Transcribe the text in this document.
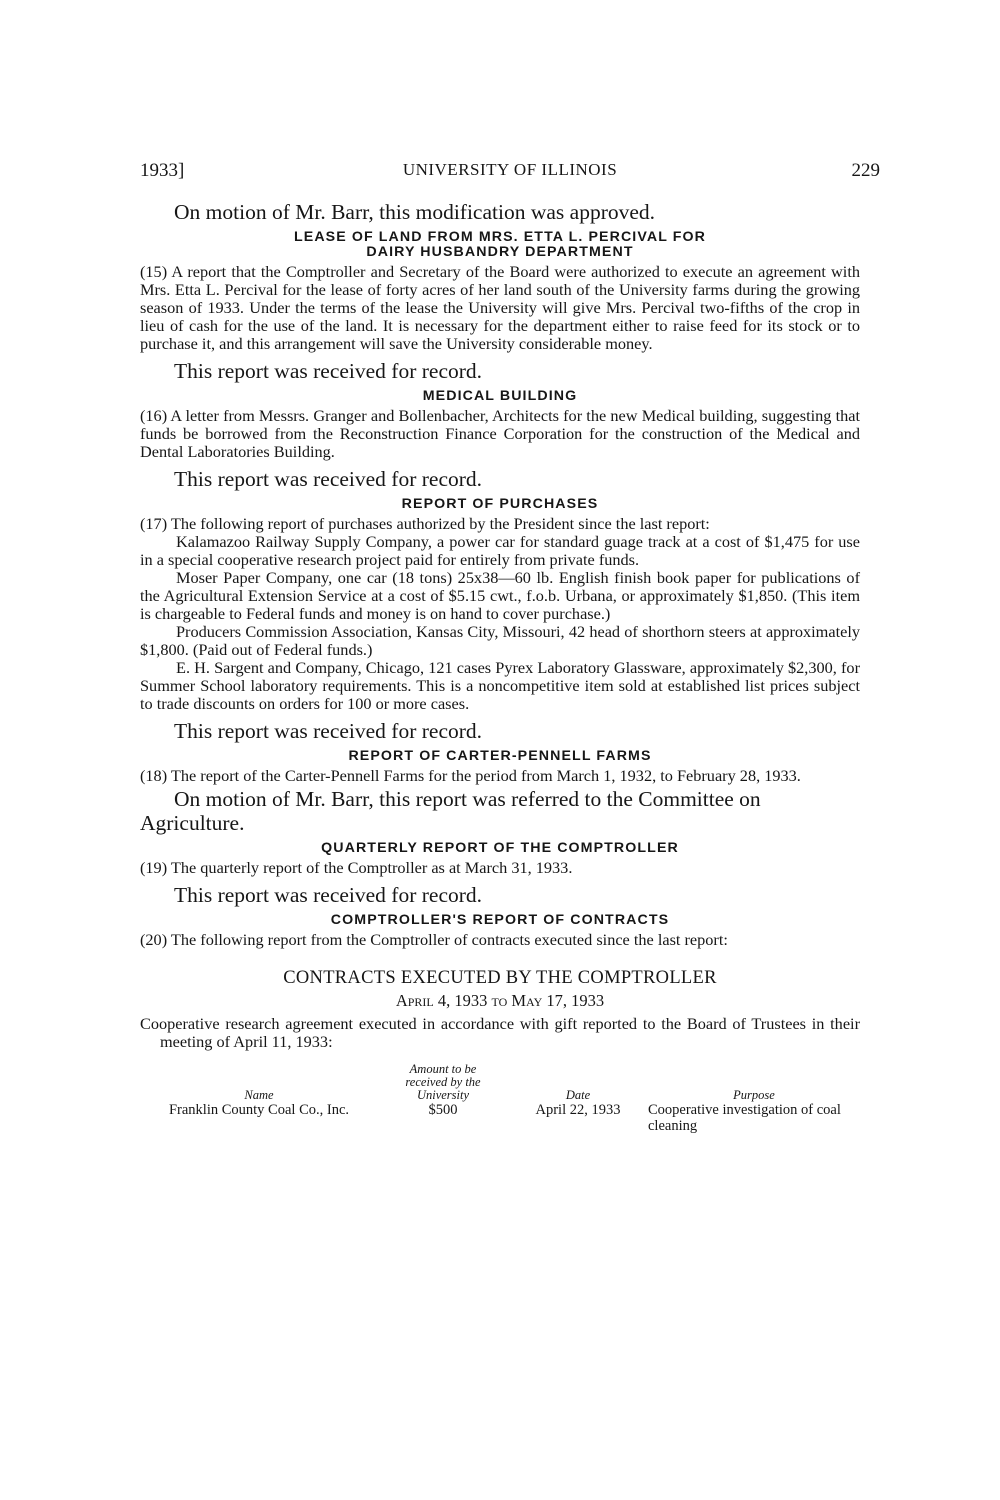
1933]	UNIVERSITY OF ILLINOIS	229

On motion of Mr. Barr, this modification was approved.

LEASE OF LAND FROM MRS. ETTA L. PERCIVAL FOR
DAIRY HUSBANDRY DEPARTMENT

(15) A report that the Comptroller and Secretary of the Board were authorized to execute an agreement with Mrs. Etta L. Percival for the lease of forty acres of her land south of the University farms during the growing season of 1933. Under the terms of the lease the University will give Mrs. Percival two-fifths of the crop in lieu of cash for the use of the land. It is necessary for the department either to raise feed for its stock or to purchase it, and this arrangement will save the University considerable money.

This report was received for record.

MEDICAL BUILDING

(16) A letter from Messrs. Granger and Bollenbacher, Architects for the new Medical building, suggesting that funds be borrowed from the Reconstruction Finance Corporation for the construction of the Medical and Dental Laboratories Building.

This report was received for record.

REPORT OF PURCHASES

(17) The following report of purchases authorized by the President since the last report:

Kalamazoo Railway Supply Company, a power car for standard guage track at a cost of $1,475 for use in a special cooperative research project paid for entirely from private funds.

Moser Paper Company, one car (18 tons) 25x38—60 lb. English finish book paper for publications of the Agricultural Extension Service at a cost of $5.15 cwt., f.o.b. Urbana, or approximately $1,850. (This item is chargeable to Federal funds and money is on hand to cover purchase.)

Producers Commission Association, Kansas City, Missouri, 42 head of shorthorn steers at approximately $1,800. (Paid out of Federal funds.)

E. H. Sargent and Company, Chicago, 121 cases Pyrex Laboratory Glassware, approximately $2,300, for Summer School laboratory requirements. This is a noncompetitive item sold at established list prices subject to trade discounts on orders for 100 or more cases.

This report was received for record.

REPORT OF CARTER-PENNELL FARMS

(18) The report of the Carter-Pennell Farms for the period from March 1, 1932, to February 28, 1933.

On motion of Mr. Barr, this report was referred to the Committee on Agriculture.

QUARTERLY REPORT OF THE COMPTROLLER

(19) The quarterly report of the Comptroller as at March 31, 1933.

This report was received for record.

COMPTROLLER'S REPORT OF CONTRACTS

(20) The following report from the Comptroller of contracts executed since the last report:

CONTRACTS EXECUTED BY THE COMPTROLLER
April 4, 1933 to May 17, 1933

Cooperative research agreement executed in accordance with gift reported to the Board of Trustees in their meeting of April 11, 1933:

Name	Amount to be
received by the
University	Date	Purpose
Franklin County Coal Co., Inc.	$500	April 22, 1933	Cooperative investigation of coal cleaning
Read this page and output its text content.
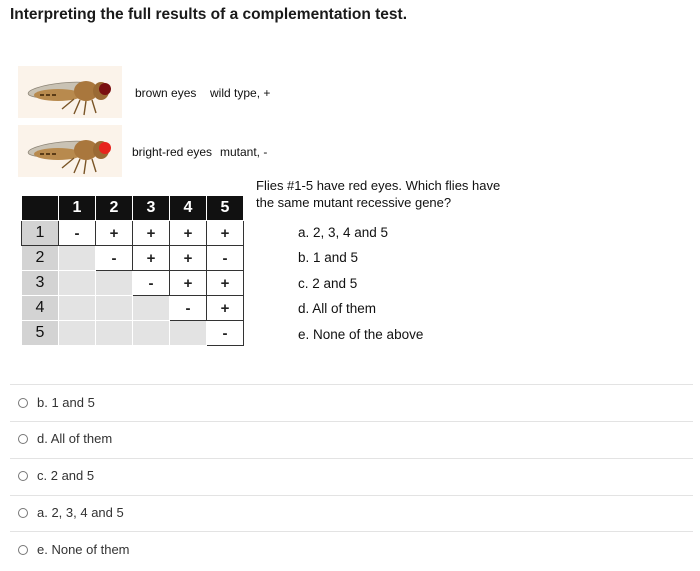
Interpreting the full results of a complementation test.
brown eyes wild type, +
bright-red eyes mutant, -
	1	2	3	4	5
1	-	+	+	+	+
2		-	+	+	-
3			-	+	+
4				-	+
5					-
Flies #1-5 have red eyes. Which flies have the same mutant recessive gene?
a. 2, 3, 4 and 5
b. 1 and 5
c. 2 and 5
d. All of them
e. None of the above
b. 1 and 5
d. All of them
c. 2 and 5
a. 2, 3, 4 and 5
e. None of them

YOUR OBJECTIVE: Reproduce all of the material exactly, apart from the pictures.

RESULT OF THE EXERCISE:
Transcribe the text in this document.
1933]	UNIVERSITY OF ILLINOIS	229

On motion of Mr. Barr, this modification was approved.

LEASE OF LAND FROM MRS. ETTA L. PERCIVAL FOR
DAIRY HUSBANDRY DEPARTMENT

(15) A report that the Comptroller and Secretary of the Board were authorized to execute an agreement with Mrs. Etta L. Percival for the lease of forty acres of her land south of the University farms during the growing season of 1933. Under the terms of the lease the University will give Mrs. Percival two-fifths of the crop in lieu of cash for the use of the land. It is necessary for the department either to raise feed for its stock or to purchase it, and this arrangement will save the University considerable money.

This report was received for record.

MEDICAL BUILDING

(16) A letter from Messrs. Granger and Bollenbacher, Architects for the new Medical building, suggesting that funds be borrowed from the Reconstruction Finance Corporation for the construction of the Medical and Dental Laboratories Building.

This report was received for record.

REPORT OF PURCHASES

(17) The following report of purchases authorized by the President since the last report:

Kalamazoo Railway Supply Company, a power car for standard guage track at a cost of $1,475 for use in a special cooperative research project paid for entirely from private funds.

Moser Paper Company, one car (18 tons) 25x38—60 lb. English finish book paper for publications of the Agricultural Extension Service at a cost of $5.15 cwt., f.o.b. Urbana, or approximately $1,850. (This item is chargeable to Federal funds and money is on hand to cover purchase.)

Producers Commission Association, Kansas City, Missouri, 42 head of shorthorn steers at approximately $1,800. (Paid out of Federal funds.)

E. H. Sargent and Company, Chicago, 121 cases Pyrex Laboratory Glassware, approximately $2,300, for Summer School laboratory requirements. This is a noncompetitive item sold at established list prices subject to trade discounts on orders for 100 or more cases.

This report was received for record.

REPORT OF CARTER-PENNELL FARMS

(18) The report of the Carter-Pennell Farms for the period from March 1, 1932, to February 28, 1933.

On motion of Mr. Barr, this report was referred to the Committee on Agriculture.

QUARTERLY REPORT OF THE COMPTROLLER

(19) The quarterly report of the Comptroller as at March 31, 1933.

This report was received for record.

COMPTROLLER'S REPORT OF CONTRACTS

(20) The following report from the Comptroller of contracts executed since the last report:

CONTRACTS EXECUTED BY THE COMPTROLLER
April 4, 1933 to May 17, 1933

Cooperative research agreement executed in accordance with gift reported to the Board of Trustees in their meeting of April 11, 1933:

Name	Amount to be
received by the
University	Date	Purpose
Franklin County Coal Co., Inc.	$500	April 22, 1933	Cooperative investigation of coal cleaning
Read this page and output its text content.
Interpreting the full results of a complementation test.
brown eyes wild type, +
bright-red eyes mutant, -
	1	2	3	4	5
1	-	+	+	+	+
2		-	+	+	-
3			-	+	+
4				-	+
5					-
Flies #1-5 have red eyes. Which flies have the same mutant recessive gene?
a. 2, 3, 4 and 5
b. 1 and 5
c. 2 and 5
d. All of them
e. None of the above
b. 1 and 5
d. All of them
c. 2 and 5
a. 2, 3, 4 and 5
e. None of them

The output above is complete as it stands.